• _Dataset entries on figures_:
------------

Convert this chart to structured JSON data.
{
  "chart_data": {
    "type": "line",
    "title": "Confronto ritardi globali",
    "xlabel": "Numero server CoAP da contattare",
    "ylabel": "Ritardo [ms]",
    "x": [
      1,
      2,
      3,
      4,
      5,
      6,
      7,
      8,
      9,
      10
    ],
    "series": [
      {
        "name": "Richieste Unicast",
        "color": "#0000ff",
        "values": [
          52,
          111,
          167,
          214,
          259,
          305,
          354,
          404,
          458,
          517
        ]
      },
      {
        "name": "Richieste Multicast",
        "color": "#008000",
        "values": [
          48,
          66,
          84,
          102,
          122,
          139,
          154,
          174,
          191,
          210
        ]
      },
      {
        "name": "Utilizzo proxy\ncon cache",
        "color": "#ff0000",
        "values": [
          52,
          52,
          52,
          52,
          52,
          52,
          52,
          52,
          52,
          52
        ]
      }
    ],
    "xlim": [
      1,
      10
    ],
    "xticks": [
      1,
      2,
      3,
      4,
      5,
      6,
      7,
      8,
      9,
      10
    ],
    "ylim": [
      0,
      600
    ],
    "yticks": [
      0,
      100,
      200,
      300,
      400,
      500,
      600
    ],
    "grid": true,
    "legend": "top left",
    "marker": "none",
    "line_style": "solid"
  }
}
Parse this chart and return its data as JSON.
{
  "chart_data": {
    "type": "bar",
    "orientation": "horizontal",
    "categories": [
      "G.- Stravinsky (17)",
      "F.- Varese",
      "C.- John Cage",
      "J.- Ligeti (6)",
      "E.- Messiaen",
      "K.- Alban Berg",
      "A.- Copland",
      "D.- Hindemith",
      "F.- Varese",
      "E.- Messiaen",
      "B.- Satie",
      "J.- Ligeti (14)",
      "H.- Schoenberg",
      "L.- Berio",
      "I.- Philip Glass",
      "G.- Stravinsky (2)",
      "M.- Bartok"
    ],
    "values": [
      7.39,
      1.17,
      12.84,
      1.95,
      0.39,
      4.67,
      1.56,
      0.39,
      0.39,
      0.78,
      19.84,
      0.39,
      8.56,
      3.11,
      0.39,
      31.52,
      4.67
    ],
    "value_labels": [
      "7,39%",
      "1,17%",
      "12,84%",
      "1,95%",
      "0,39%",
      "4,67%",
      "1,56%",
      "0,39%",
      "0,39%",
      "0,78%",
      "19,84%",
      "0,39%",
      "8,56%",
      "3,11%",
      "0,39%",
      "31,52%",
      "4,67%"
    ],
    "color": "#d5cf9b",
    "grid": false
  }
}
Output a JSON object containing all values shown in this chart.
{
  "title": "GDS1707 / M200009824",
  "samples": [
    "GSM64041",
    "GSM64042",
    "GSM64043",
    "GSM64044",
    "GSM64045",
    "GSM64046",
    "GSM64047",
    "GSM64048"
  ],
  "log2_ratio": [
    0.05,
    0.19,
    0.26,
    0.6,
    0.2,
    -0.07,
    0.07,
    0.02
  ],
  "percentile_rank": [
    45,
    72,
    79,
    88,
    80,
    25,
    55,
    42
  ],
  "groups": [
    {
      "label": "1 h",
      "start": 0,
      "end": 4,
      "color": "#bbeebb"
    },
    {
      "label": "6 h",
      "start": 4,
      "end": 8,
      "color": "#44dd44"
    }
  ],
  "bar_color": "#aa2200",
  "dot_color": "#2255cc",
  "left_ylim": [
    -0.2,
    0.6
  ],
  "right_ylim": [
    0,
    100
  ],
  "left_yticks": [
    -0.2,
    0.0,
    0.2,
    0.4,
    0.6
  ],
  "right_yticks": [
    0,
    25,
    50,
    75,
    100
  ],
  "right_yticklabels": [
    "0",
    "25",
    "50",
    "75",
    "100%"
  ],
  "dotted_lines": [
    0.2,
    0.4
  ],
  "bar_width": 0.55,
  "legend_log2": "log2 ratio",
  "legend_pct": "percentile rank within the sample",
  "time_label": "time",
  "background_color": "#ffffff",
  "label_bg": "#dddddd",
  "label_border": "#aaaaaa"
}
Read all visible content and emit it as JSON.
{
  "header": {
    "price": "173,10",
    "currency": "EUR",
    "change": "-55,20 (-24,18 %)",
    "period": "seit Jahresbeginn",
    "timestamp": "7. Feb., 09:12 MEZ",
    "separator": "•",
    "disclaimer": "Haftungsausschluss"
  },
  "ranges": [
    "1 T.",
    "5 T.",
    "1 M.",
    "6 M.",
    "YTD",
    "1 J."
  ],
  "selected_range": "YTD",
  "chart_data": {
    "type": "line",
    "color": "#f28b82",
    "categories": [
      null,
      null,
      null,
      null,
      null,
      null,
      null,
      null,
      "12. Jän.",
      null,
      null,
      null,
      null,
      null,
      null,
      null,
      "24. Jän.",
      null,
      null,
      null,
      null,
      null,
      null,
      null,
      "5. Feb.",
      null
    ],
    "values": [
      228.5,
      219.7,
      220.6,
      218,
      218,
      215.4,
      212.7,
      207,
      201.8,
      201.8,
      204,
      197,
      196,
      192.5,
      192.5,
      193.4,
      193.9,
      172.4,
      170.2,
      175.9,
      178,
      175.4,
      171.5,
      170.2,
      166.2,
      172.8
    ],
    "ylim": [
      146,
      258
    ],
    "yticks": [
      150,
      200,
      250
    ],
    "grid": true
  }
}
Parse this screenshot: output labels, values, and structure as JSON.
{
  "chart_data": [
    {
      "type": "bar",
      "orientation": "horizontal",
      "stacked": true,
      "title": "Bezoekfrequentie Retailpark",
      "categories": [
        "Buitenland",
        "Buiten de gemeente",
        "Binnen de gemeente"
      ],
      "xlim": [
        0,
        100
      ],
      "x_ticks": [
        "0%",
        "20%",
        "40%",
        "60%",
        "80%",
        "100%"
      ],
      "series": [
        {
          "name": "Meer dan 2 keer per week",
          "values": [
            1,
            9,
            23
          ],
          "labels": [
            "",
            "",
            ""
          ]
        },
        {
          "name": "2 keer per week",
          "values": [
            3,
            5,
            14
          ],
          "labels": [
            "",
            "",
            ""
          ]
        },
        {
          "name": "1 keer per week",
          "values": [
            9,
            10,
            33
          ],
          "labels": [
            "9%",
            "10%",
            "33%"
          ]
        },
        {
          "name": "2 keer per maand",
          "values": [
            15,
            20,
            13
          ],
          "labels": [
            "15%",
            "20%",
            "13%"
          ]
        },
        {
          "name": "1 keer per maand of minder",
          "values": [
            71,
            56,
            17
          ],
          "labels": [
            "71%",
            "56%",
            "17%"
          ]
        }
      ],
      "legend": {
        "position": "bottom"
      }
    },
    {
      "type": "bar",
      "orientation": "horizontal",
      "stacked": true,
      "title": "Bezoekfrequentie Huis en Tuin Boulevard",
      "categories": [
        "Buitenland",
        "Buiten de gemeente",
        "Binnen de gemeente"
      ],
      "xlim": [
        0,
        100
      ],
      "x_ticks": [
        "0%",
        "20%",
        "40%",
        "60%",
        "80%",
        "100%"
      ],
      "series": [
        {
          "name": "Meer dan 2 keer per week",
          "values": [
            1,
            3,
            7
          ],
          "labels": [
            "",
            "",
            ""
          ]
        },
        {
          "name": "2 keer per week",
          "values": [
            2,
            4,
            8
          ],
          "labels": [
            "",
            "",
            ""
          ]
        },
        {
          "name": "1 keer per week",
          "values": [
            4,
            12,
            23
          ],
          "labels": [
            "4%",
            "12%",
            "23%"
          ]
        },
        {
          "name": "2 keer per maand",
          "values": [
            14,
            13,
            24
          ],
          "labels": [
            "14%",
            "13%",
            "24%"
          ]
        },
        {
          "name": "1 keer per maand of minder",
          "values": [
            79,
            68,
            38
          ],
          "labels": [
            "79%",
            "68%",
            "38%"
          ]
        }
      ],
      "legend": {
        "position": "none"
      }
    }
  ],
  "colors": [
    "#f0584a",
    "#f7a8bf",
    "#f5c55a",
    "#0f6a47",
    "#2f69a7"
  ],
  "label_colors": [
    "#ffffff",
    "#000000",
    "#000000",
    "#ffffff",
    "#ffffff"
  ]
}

------------

• _STATED PROBLEM_: Report how many lines of the data hold the string "Richieste"; give only the number.

• _SOLUTION FOR THIS PROBLEM_: 2